→ **GOAL**
In the material below, list every line carrying the string "header".

→ **RAW RECORDS**
+-------+
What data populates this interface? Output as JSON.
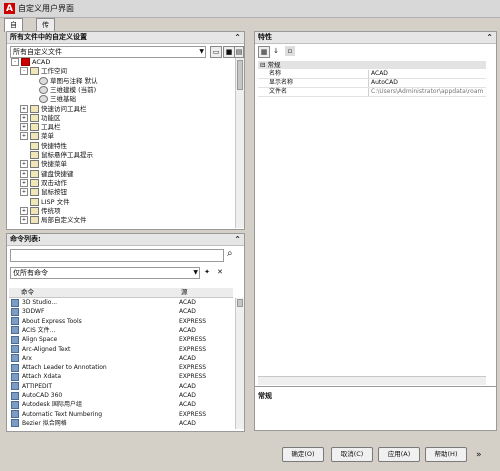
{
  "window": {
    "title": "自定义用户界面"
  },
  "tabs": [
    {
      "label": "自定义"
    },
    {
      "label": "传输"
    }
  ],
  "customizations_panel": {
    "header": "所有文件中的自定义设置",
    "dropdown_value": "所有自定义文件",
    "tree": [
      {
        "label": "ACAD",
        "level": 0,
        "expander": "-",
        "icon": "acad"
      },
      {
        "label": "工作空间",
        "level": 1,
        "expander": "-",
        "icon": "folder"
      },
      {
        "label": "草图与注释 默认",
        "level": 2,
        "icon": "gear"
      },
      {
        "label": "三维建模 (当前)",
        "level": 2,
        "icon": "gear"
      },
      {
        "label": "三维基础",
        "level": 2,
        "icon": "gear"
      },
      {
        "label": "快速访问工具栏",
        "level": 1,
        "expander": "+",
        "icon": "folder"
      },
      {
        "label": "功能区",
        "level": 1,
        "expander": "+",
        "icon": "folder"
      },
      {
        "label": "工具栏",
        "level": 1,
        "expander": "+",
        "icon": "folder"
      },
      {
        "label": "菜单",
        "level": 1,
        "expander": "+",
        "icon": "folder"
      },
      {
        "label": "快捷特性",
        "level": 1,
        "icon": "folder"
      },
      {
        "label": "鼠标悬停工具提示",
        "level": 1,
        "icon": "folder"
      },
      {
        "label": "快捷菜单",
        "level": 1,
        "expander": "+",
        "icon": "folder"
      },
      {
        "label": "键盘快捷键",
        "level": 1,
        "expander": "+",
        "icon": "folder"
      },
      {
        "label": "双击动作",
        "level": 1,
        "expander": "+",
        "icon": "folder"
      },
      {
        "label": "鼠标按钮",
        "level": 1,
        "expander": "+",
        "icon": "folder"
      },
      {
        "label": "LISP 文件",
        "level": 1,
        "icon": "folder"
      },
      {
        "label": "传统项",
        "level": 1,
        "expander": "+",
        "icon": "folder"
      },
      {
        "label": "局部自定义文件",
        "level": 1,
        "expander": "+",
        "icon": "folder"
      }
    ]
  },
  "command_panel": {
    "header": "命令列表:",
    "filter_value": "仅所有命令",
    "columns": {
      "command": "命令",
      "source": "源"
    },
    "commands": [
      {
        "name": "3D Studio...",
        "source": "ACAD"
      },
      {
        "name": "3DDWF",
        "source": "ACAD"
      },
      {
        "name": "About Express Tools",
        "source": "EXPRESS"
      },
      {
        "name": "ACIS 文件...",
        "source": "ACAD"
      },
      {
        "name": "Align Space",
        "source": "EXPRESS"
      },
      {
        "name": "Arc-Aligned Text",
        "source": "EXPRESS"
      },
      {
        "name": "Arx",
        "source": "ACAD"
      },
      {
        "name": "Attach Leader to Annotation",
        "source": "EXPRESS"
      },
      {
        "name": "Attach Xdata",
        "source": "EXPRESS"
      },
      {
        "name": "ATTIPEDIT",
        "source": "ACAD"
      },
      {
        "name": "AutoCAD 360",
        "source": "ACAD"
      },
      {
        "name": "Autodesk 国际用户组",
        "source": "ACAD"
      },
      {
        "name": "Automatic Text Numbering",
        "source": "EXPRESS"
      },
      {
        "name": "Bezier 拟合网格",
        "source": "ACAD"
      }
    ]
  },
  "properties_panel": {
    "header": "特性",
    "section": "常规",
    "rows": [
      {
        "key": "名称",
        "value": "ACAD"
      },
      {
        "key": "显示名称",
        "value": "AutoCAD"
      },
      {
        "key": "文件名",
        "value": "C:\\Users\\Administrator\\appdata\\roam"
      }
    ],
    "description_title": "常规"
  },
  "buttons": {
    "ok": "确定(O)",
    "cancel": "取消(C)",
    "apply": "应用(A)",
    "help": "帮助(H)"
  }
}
+-------+
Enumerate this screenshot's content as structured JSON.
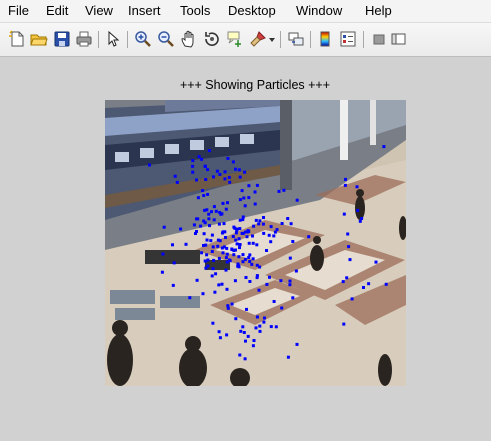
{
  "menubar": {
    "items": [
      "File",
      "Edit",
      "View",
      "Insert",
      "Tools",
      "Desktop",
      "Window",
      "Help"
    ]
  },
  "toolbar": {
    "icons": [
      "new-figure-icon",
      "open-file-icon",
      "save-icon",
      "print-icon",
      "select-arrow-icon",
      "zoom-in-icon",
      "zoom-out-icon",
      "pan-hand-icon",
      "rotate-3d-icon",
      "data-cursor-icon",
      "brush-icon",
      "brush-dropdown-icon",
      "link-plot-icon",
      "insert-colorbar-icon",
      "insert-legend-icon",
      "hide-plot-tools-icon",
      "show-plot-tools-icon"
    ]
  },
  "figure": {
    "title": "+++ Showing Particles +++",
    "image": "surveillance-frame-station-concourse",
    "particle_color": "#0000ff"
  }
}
+-------+
→ **FULL OUTPUT**
    "header": "所有文件中的自定义设置",
    "header": "命令列表:",
    "header": "特性",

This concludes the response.